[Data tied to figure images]
= = = = =

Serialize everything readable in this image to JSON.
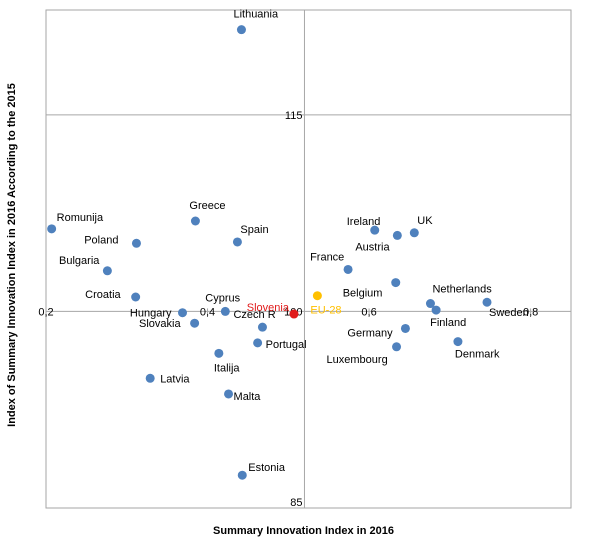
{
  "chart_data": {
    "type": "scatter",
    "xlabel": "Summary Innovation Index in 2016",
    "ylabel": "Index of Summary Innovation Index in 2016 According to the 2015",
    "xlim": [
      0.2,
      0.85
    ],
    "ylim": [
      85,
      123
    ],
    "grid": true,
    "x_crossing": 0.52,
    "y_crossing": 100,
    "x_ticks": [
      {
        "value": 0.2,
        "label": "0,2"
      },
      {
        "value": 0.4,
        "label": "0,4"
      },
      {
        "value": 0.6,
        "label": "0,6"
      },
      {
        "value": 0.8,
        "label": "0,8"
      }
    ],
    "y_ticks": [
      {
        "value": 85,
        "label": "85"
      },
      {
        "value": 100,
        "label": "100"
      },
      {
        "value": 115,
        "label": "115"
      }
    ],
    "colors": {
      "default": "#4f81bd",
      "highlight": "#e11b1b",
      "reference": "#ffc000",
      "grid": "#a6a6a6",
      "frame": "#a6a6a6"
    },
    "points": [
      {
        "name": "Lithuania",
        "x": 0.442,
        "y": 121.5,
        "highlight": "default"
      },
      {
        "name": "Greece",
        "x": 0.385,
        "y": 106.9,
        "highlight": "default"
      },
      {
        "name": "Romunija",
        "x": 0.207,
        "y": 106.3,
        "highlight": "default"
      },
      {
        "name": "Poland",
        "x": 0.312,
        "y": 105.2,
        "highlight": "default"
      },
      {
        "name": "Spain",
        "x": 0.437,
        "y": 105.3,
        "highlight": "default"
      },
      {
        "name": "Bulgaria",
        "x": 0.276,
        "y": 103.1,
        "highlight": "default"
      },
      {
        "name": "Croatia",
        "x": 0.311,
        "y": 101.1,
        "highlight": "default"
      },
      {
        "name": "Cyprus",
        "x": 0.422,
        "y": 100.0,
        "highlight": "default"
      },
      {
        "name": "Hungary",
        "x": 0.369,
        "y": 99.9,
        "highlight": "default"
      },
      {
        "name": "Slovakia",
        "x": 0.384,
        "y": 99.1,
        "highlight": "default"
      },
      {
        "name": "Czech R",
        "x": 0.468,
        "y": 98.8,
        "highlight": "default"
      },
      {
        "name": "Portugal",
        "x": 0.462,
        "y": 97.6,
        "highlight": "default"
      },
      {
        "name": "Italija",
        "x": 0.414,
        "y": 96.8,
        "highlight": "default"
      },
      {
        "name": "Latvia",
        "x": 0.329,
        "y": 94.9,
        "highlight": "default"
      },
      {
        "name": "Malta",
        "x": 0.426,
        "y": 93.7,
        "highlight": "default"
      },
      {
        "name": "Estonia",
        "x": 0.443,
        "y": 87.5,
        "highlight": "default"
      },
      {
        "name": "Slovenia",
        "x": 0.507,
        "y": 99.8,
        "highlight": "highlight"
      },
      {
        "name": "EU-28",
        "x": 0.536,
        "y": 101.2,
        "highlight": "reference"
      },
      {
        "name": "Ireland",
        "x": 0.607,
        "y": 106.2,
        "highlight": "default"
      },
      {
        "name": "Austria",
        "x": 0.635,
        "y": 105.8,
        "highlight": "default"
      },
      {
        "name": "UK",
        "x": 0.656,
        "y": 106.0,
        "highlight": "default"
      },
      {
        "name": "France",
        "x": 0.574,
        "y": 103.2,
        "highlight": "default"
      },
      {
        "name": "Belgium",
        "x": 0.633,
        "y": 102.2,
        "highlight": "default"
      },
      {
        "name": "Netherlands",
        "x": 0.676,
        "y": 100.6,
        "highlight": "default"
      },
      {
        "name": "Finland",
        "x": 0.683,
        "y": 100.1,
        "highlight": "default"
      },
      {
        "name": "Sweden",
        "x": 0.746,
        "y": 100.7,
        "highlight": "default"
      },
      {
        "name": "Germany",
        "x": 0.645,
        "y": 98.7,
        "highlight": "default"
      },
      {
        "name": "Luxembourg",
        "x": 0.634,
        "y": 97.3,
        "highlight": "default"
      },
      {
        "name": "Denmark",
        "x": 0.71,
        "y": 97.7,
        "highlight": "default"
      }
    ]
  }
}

= = = = =

YOUR OBJECTIVE: Write the entries above out in full, exactly, with no images.

FINAL RESULT:
Serialize everything readable in this image to JSON.
{
  "chart_data": {
    "type": "scatter",
    "xlabel": "Summary Innovation Index in 2016",
    "ylabel": "Index of Summary Innovation Index in 2016 According to the 2015",
    "xlim": [
      0.2,
      0.85
    ],
    "ylim": [
      85,
      123
    ],
    "grid": true,
    "x_crossing": 0.52,
    "y_crossing": 100,
    "x_ticks": [
      {
        "value": 0.2,
        "label": "0,2"
      },
      {
        "value": 0.4,
        "label": "0,4"
      },
      {
        "value": 0.6,
        "label": "0,6"
      },
      {
        "value": 0.8,
        "label": "0,8"
      }
    ],
    "y_ticks": [
      {
        "value": 85,
        "label": "85"
      },
      {
        "value": 100,
        "label": "100"
      },
      {
        "value": 115,
        "label": "115"
      }
    ],
    "colors": {
      "default": "#4f81bd",
      "highlight": "#e11b1b",
      "reference": "#ffc000",
      "grid": "#a6a6a6",
      "frame": "#a6a6a6"
    },
    "points": [
      {
        "name": "Lithuania",
        "x": 0.442,
        "y": 121.5,
        "highlight": "default"
      },
      {
        "name": "Greece",
        "x": 0.385,
        "y": 106.9,
        "highlight": "default"
      },
      {
        "name": "Romunija",
        "x": 0.207,
        "y": 106.3,
        "highlight": "default"
      },
      {
        "name": "Poland",
        "x": 0.312,
        "y": 105.2,
        "highlight": "default"
      },
      {
        "name": "Spain",
        "x": 0.437,
        "y": 105.3,
        "highlight": "default"
      },
      {
        "name": "Bulgaria",
        "x": 0.276,
        "y": 103.1,
        "highlight": "default"
      },
      {
        "name": "Croatia",
        "x": 0.311,
        "y": 101.1,
        "highlight": "default"
      },
      {
        "name": "Cyprus",
        "x": 0.422,
        "y": 100.0,
        "highlight": "default"
      },
      {
        "name": "Hungary",
        "x": 0.369,
        "y": 99.9,
        "highlight": "default"
      },
      {
        "name": "Slovakia",
        "x": 0.384,
        "y": 99.1,
        "highlight": "default"
      },
      {
        "name": "Czech R",
        "x": 0.468,
        "y": 98.8,
        "highlight": "default"
      },
      {
        "name": "Portugal",
        "x": 0.462,
        "y": 97.6,
        "highlight": "default"
      },
      {
        "name": "Italija",
        "x": 0.414,
        "y": 96.8,
        "highlight": "default"
      },
      {
        "name": "Latvia",
        "x": 0.329,
        "y": 94.9,
        "highlight": "default"
      },
      {
        "name": "Malta",
        "x": 0.426,
        "y": 93.7,
        "highlight": "default"
      },
      {
        "name": "Estonia",
        "x": 0.443,
        "y": 87.5,
        "highlight": "default"
      },
      {
        "name": "Slovenia",
        "x": 0.507,
        "y": 99.8,
        "highlight": "highlight"
      },
      {
        "name": "EU-28",
        "x": 0.536,
        "y": 101.2,
        "highlight": "reference"
      },
      {
        "name": "Ireland",
        "x": 0.607,
        "y": 106.2,
        "highlight": "default"
      },
      {
        "name": "Austria",
        "x": 0.635,
        "y": 105.8,
        "highlight": "default"
      },
      {
        "name": "UK",
        "x": 0.656,
        "y": 106.0,
        "highlight": "default"
      },
      {
        "name": "France",
        "x": 0.574,
        "y": 103.2,
        "highlight": "default"
      },
      {
        "name": "Belgium",
        "x": 0.633,
        "y": 102.2,
        "highlight": "default"
      },
      {
        "name": "Netherlands",
        "x": 0.676,
        "y": 100.6,
        "highlight": "default"
      },
      {
        "name": "Finland",
        "x": 0.683,
        "y": 100.1,
        "highlight": "default"
      },
      {
        "name": "Sweden",
        "x": 0.746,
        "y": 100.7,
        "highlight": "default"
      },
      {
        "name": "Germany",
        "x": 0.645,
        "y": 98.7,
        "highlight": "default"
      },
      {
        "name": "Luxembourg",
        "x": 0.634,
        "y": 97.3,
        "highlight": "default"
      },
      {
        "name": "Denmark",
        "x": 0.71,
        "y": 97.7,
        "highlight": "default"
      }
    ]
  }
}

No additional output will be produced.